------ PROVIDED DATA ------

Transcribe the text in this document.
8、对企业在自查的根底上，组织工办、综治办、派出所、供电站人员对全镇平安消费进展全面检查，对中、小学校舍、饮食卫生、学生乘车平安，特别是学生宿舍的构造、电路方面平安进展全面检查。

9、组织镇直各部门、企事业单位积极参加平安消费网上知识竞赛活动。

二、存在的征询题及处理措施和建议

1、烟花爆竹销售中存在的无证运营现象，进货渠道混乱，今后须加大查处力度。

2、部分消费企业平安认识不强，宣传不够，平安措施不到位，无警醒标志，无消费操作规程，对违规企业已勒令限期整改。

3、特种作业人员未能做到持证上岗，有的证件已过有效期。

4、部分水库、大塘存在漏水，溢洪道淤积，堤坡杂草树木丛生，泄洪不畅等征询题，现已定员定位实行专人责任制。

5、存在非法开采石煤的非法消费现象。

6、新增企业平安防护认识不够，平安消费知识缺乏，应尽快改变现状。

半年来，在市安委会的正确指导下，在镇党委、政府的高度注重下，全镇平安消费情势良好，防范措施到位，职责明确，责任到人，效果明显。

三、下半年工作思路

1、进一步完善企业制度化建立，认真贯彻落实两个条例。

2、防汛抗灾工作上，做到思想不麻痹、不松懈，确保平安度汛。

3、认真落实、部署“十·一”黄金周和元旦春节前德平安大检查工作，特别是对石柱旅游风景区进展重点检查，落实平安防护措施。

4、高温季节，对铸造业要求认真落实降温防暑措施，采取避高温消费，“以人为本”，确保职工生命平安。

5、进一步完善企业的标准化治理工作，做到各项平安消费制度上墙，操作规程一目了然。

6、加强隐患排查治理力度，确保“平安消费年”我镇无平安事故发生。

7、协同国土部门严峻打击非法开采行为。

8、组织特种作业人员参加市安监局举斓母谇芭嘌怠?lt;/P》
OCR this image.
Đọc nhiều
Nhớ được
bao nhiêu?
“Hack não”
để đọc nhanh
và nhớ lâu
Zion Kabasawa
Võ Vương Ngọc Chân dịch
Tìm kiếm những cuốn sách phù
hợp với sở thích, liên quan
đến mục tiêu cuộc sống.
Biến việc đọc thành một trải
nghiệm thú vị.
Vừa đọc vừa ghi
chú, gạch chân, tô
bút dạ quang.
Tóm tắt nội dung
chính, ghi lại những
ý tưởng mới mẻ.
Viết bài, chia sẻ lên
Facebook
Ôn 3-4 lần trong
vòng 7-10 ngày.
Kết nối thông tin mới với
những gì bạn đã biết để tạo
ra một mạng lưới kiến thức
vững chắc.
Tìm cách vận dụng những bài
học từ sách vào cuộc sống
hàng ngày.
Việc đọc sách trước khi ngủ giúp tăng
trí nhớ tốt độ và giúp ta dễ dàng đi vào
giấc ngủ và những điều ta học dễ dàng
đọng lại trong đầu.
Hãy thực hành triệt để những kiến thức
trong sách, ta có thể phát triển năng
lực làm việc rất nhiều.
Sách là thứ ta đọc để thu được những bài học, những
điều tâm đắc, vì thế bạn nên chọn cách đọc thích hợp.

------

**WHAT IS NEEDED**.
Of the lines in this listing, how many contain "điều"? Reply with the number and nothing more.

**COMPLETE OUTPUT**.
2